### Aim
Reproduce the whole listing, character for character.

### Extracted records
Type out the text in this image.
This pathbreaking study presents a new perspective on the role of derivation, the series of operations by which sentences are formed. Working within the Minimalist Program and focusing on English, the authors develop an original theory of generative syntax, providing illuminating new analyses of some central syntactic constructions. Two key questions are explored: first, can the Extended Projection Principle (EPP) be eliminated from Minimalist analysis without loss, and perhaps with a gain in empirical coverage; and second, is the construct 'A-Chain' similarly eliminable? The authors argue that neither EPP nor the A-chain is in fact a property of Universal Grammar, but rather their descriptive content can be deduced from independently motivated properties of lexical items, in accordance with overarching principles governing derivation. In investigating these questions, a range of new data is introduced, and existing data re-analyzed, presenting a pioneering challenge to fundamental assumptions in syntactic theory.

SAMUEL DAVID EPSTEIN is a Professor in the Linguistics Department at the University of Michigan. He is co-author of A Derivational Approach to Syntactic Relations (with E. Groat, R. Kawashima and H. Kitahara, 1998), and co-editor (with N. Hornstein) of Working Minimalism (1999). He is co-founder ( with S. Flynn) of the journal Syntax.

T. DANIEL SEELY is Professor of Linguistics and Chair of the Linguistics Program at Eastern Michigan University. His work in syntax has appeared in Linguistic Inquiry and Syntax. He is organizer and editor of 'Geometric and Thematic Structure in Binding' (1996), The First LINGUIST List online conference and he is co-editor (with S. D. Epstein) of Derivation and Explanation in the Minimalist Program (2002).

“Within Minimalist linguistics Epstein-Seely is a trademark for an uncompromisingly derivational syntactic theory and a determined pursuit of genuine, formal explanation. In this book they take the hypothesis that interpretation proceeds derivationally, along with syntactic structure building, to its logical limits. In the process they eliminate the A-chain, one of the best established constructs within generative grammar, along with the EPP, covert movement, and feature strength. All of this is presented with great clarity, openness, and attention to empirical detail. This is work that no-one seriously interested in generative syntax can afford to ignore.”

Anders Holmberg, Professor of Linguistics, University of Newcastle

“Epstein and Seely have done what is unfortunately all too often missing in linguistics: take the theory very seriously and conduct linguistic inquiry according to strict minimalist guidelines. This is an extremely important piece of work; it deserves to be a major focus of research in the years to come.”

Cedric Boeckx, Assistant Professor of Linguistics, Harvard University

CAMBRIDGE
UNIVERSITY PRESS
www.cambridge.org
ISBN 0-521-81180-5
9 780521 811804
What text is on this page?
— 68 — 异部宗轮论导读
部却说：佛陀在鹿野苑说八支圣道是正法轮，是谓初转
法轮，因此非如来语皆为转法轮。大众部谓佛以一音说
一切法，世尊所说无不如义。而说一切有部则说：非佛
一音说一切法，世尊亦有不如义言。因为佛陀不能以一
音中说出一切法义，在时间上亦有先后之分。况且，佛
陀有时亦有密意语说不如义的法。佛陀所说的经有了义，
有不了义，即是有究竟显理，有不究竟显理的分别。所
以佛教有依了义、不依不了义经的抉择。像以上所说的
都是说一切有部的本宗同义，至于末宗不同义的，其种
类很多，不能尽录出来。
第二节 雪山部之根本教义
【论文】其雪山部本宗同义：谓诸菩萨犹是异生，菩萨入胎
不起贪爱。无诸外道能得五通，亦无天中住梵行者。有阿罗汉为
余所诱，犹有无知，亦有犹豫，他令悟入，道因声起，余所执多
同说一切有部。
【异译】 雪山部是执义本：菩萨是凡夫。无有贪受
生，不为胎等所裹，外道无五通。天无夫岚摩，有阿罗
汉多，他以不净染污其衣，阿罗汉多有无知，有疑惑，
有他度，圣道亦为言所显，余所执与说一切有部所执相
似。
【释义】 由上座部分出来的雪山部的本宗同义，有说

### Answer below
Type out the text in this image.
This pathbreaking study presents a new perspective on the role of derivation, the series of operations by which sentences are formed. Working within the Minimalist Program and focusing on English, the authors develop an original theory of generative syntax, providing illuminating new analyses of some central syntactic constructions. Two key questions are explored: first, can the Extended Projection Principle (EPP) be eliminated from Minimalist analysis without loss, and perhaps with a gain in empirical coverage; and second, is the construct 'A-Chain' similarly eliminable? The authors argue that neither EPP nor the A-chain is in fact a property of Universal Grammar, but rather their descriptive content can be deduced from independently motivated properties of lexical items, in accordance with overarching principles governing derivation. In investigating these questions, a range of new data is introduced, and existing data re-analyzed, presenting a pioneering challenge to fundamental assumptions in syntactic theory.

SAMUEL DAVID EPSTEIN is a Professor in the Linguistics Department at the University of Michigan. He is co-author of A Derivational Approach to Syntactic Relations (with E. Groat, R. Kawashima and H. Kitahara, 1998), and co-editor (with N. Hornstein) of Working Minimalism (1999). He is co-founder ( with S. Flynn) of the journal Syntax.

T. DANIEL SEELY is Professor of Linguistics and Chair of the Linguistics Program at Eastern Michigan University. His work in syntax has appeared in Linguistic Inquiry and Syntax. He is organizer and editor of 'Geometric and Thematic Structure in Binding' (1996), The First LINGUIST List online conference and he is co-editor (with S. D. Epstein) of Derivation and Explanation in the Minimalist Program (2002).

“Within Minimalist linguistics Epstein-Seely is a trademark for an uncompromisingly derivational syntactic theory and a determined pursuit of genuine, formal explanation. In this book they take the hypothesis that interpretation proceeds derivationally, along with syntactic structure building, to its logical limits. In the process they eliminate the A-chain, one of the best established constructs within generative grammar, along with the EPP, covert movement, and feature strength. All of this is presented with great clarity, openness, and attention to empirical detail. This is work that no-one seriously interested in generative syntax can afford to ignore.”

Anders Holmberg, Professor of Linguistics, University of Newcastle

“Epstein and Seely have done what is unfortunately all too often missing in linguistics: take the theory very seriously and conduct linguistic inquiry according to strict minimalist guidelines. This is an extremely important piece of work; it deserves to be a major focus of research in the years to come.”

Cedric Boeckx, Assistant Professor of Linguistics, Harvard University

CAMBRIDGE
UNIVERSITY PRESS
www.cambridge.org
ISBN 0-521-81180-5
9 780521 811804
What text is on this page?
— 68 — 异部宗轮论导读
部却说：佛陀在鹿野苑说八支圣道是正法轮，是谓初转
法轮，因此非如来语皆为转法轮。大众部谓佛以一音说
一切法，世尊所说无不如义。而说一切有部则说：非佛
一音说一切法，世尊亦有不如义言。因为佛陀不能以一
音中说出一切法义，在时间上亦有先后之分。况且，佛
陀有时亦有密意语说不如义的法。佛陀所说的经有了义，
有不了义，即是有究竟显理，有不究竟显理的分别。所
以佛教有依了义、不依不了义经的抉择。像以上所说的
都是说一切有部的本宗同义，至于末宗不同义的，其种
类很多，不能尽录出来。
第二节 雪山部之根本教义
【论文】其雪山部本宗同义：谓诸菩萨犹是异生，菩萨入胎
不起贪爱。无诸外道能得五通，亦无天中住梵行者。有阿罗汉为
余所诱，犹有无知，亦有犹豫，他令悟入，道因声起，余所执多
同说一切有部。
【异译】 雪山部是执义本：菩萨是凡夫。无有贪受
生，不为胎等所裹，外道无五通。天无夫岚摩，有阿罗
汉多，他以不净染污其衣，阿罗汉多有无知，有疑惑，
有他度，圣道亦为言所显，余所执与说一切有部所执相
似。
【释义】 由上座部分出来的雪山部的本宗同义，有说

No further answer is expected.